To do
Where a line contains the string "sort", copy that line.

## Begin

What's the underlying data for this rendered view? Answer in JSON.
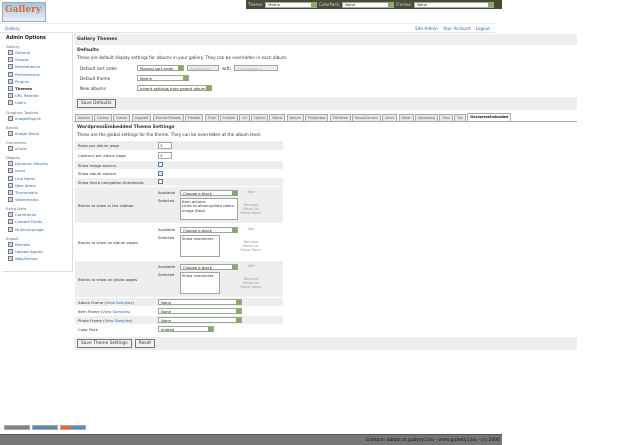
{
  "logo_text": "Gallery",
  "topbar": {
    "theme_label": "Theme:",
    "theme_value": "Matrix",
    "colorpack_label": "ColorPack:",
    "colorpack_value": "None",
    "frames_label": "Frames:",
    "frames_value": "None"
  },
  "breadcrumb": "Gallery",
  "user_links": [
    "Site Admin",
    "Your Account",
    "Logout"
  ],
  "sidebar": {
    "title": "Admin Options",
    "groups": [
      {
        "name": "Gallery",
        "items": [
          "General",
          "Groups",
          "Maintenance",
          "Performance",
          "Plugins",
          "Themes",
          "URL Rewrite",
          "Users"
        ]
      },
      {
        "name": "Graphics Toolkits",
        "items": [
          "ImageMagick"
        ]
      },
      {
        "name": "Blocks",
        "items": [
          "Image Block"
        ]
      },
      {
        "name": "Commerce",
        "items": [
          "eCard"
        ]
      },
      {
        "name": "Display",
        "items": [
          "Dynamic Albums",
          "Icons",
          "Link Items",
          "New Items",
          "Thumbnails",
          "Watermarks"
        ]
      },
      {
        "name": "Extra Data",
        "items": [
          "Comments",
          "Custom Fields",
          "MultiLanguage"
        ]
      },
      {
        "name": "Import",
        "items": [
          "Remote",
          "Upload Applet",
          "Web/Server"
        ]
      }
    ],
    "current": "Themes"
  },
  "main": {
    "title": "Gallery Themes",
    "defaults": {
      "heading": "Defaults",
      "description": "These are default display settings for albums in your gallery. They can be overridden in each album.",
      "sort_label": "Default sort order",
      "sort_value": "Manual sort order",
      "direction_value": "Ascending",
      "with_label": "with",
      "with_value": "« no preset »",
      "theme_label": "Default theme",
      "theme_value": "Matrix",
      "new_albums_label": "New albums",
      "new_albums_value": "Inherit settings from parent album",
      "save_button": "Save Defaults"
    },
    "tabs": [
      "Ajaxian",
      "Carbon",
      "Classic",
      "Copyleft",
      "EclecticThreads",
      "Flexible",
      "Fluid",
      "ForSale",
      "G3",
      "Hybrid",
      "Matrix",
      "Nature",
      "PGlightbox",
      "PGtheme",
      "RoundCorners",
      "Siriux",
      "Slider",
      "Splashang",
      "Tiles",
      "Tile",
      "WordpressEmbedded"
    ],
    "active_tab": "WordpressEmbedded",
    "theme_settings": {
      "heading": "WordpressEmbedded Theme Settings",
      "description": "These are the global settings for the theme. They can be overridden at the album level.",
      "rows_label": "Rows per album page",
      "rows_value": "3",
      "cols_label": "Columns per album page",
      "cols_value": "3",
      "image_owners_label": "Show image owners",
      "image_owners_checked": false,
      "album_owners_label": "Show album owners",
      "album_owners_checked": true,
      "micro_nav_label": "Show micro navigation thumbnails",
      "micro_nav_checked": false,
      "available_label": "Available",
      "selected_label": "Selected",
      "choose_block": "Choose a block",
      "add": "Add",
      "remove": "Remove",
      "move_up": "Move Up",
      "move_down": "Move Down",
      "sidebar_blocks_label": "Blocks to show in the sidebar",
      "sidebar_blocks": [
        "Item actions",
        "Links to album/photo peers",
        "Image Block"
      ],
      "album_blocks_label": "Blocks to show on album pages",
      "album_blocks": [
        "Show comments"
      ],
      "photo_blocks_label": "Blocks to show on photo pages",
      "photo_blocks": [
        "Show comments"
      ],
      "view_samples": "View Samples",
      "album_frame_label": "Album Frame",
      "album_frame_value": "None",
      "item_frame_label": "Item Frame",
      "item_frame_value": "None",
      "photo_frame_label": "Photo Frame",
      "photo_frame_value": "None",
      "color_pack_label": "Color Pack",
      "color_pack_value": "embed",
      "save_button": "Save Theme Settings",
      "reset_button": "Reset"
    }
  },
  "footer": "Contact: admin at gallery2.hu - www.gallery2.hu - (c) 2006",
  "colors": {
    "link": "#3366aa",
    "topbar": "#4a4a3a",
    "footer": "#777777"
  }
}
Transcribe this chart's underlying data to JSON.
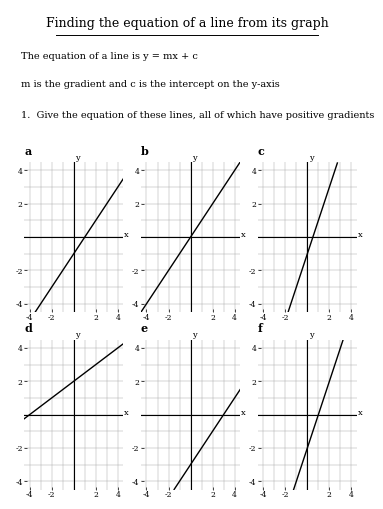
{
  "title": "Finding the equation of a line from its graph",
  "line1": "The equation of a line is y = mx + c",
  "line2": "m is the gradient and c is the intercept on the y-axis",
  "question": "1.  Give the equation of these lines, all of which have positive gradients",
  "subplots": [
    {
      "label": "a",
      "slope": 1,
      "intercept": -1
    },
    {
      "label": "b",
      "slope": 1,
      "intercept": 0
    },
    {
      "label": "c",
      "slope": 2,
      "intercept": -1
    },
    {
      "label": "d",
      "slope": 0.5,
      "intercept": 2
    },
    {
      "label": "e",
      "slope": 1,
      "intercept": -3
    },
    {
      "label": "f",
      "slope": 2,
      "intercept": -2
    }
  ],
  "xlim": [
    -4.5,
    4.5
  ],
  "ylim": [
    -4.5,
    4.5
  ],
  "xticks": [
    -4,
    -2,
    2,
    4
  ],
  "yticks": [
    -4,
    -2,
    2,
    4
  ],
  "grid_color": "#aaaaaa",
  "axis_color": "#000000",
  "line_color": "#000000",
  "bg_color": "#ffffff",
  "font_size_title": 9,
  "font_size_text": 7,
  "font_size_label": 8,
  "font_size_tick": 5.5
}
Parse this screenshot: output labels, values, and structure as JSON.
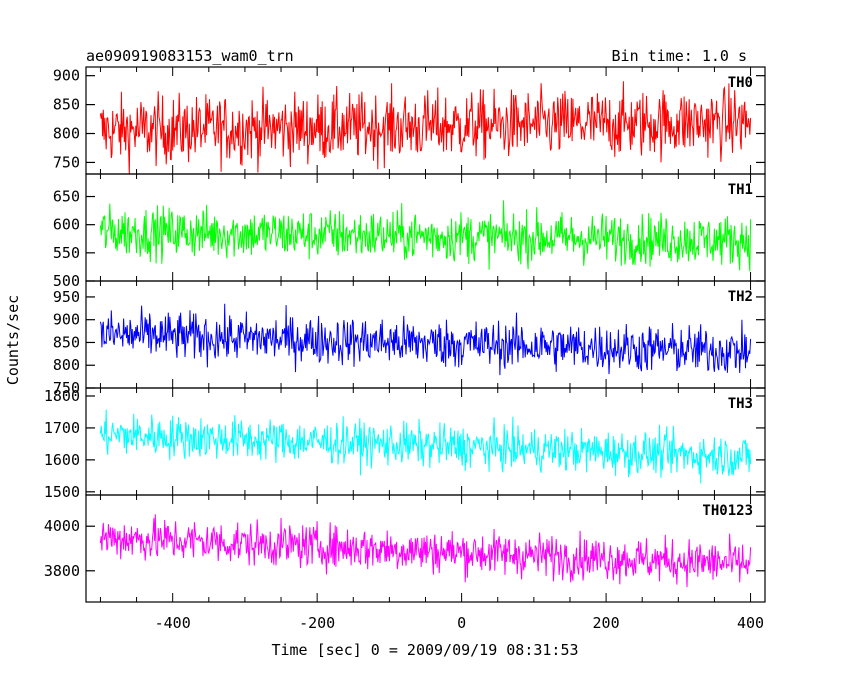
{
  "header": {
    "title": "ae090919083153_wam0_trn",
    "bin_time": "Bin time: 1.0 s"
  },
  "chart_data": {
    "type": "line",
    "xlabel": "Time [sec] 0 = 2009/09/19 08:31:53",
    "ylabel": "Counts/sec",
    "xlim": [
      -520,
      420
    ],
    "x_ticks": [
      -400,
      -200,
      0,
      200,
      400
    ],
    "x_range_data": [
      -500,
      400
    ],
    "grid": false,
    "panels": [
      {
        "name": "TH0",
        "color": "#ff0000",
        "ylim": [
          730,
          915
        ],
        "yticks": [
          750,
          800,
          850,
          900
        ],
        "mean_start": 805,
        "mean_end": 820,
        "noise": 42
      },
      {
        "name": "TH1",
        "color": "#00ff00",
        "ylim": [
          500,
          690
        ],
        "yticks": [
          500,
          550,
          600,
          650
        ],
        "mean_start": 588,
        "mean_end": 572,
        "noise": 32
      },
      {
        "name": "TH2",
        "color": "#0000ff",
        "ylim": [
          750,
          985
        ],
        "yticks": [
          750,
          800,
          850,
          900,
          950
        ],
        "mean_start": 868,
        "mean_end": 830,
        "noise": 38
      },
      {
        "name": "TH3",
        "color": "#00ffff",
        "ylim": [
          1490,
          1825
        ],
        "yticks": [
          1500,
          1600,
          1700,
          1800
        ],
        "mean_start": 1680,
        "mean_end": 1610,
        "noise": 48
      },
      {
        "name": "TH0123",
        "color": "#ff00ff",
        "ylim": [
          3660,
          4140
        ],
        "yticks": [
          3800,
          4000
        ],
        "mean_start": 3950,
        "mean_end": 3830,
        "noise": 70
      }
    ]
  }
}
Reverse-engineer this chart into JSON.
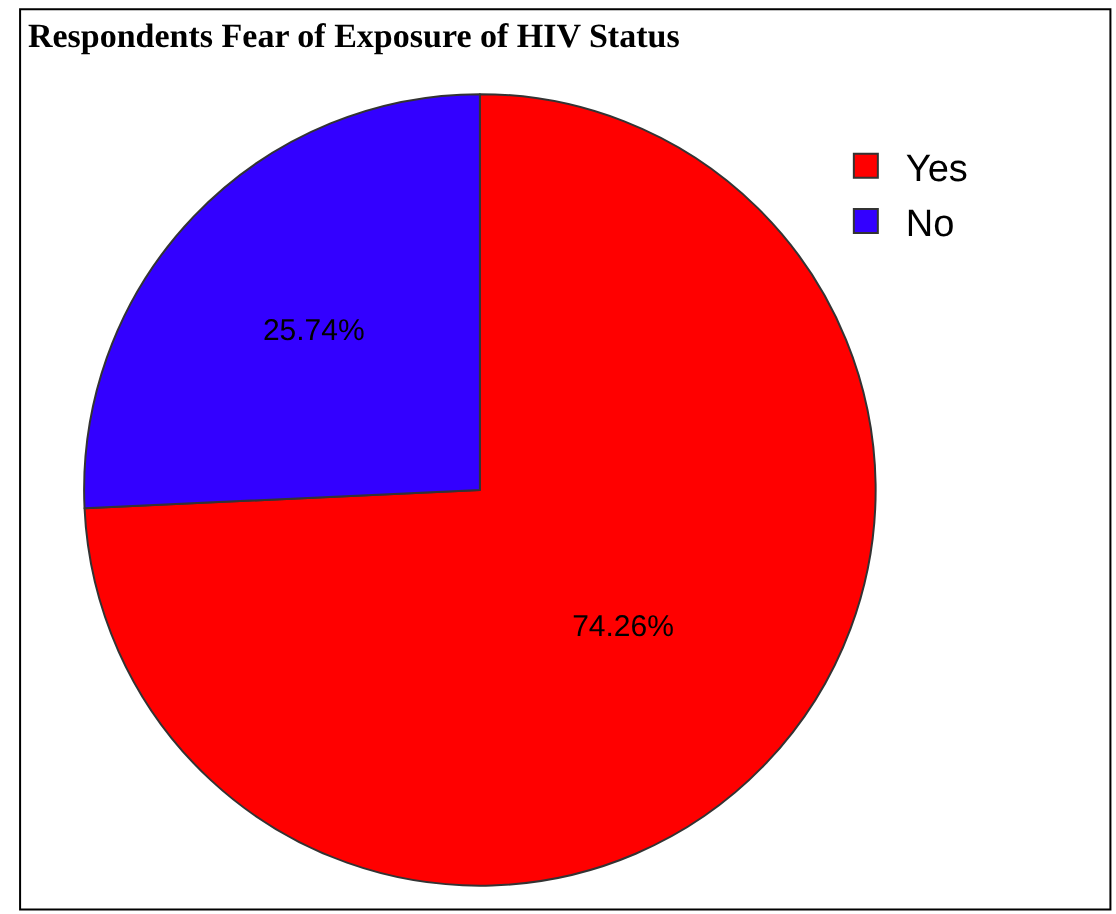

## End

Answer in full
      "sort_label": "Default sort order",
      "sort_value": "Manual sort order",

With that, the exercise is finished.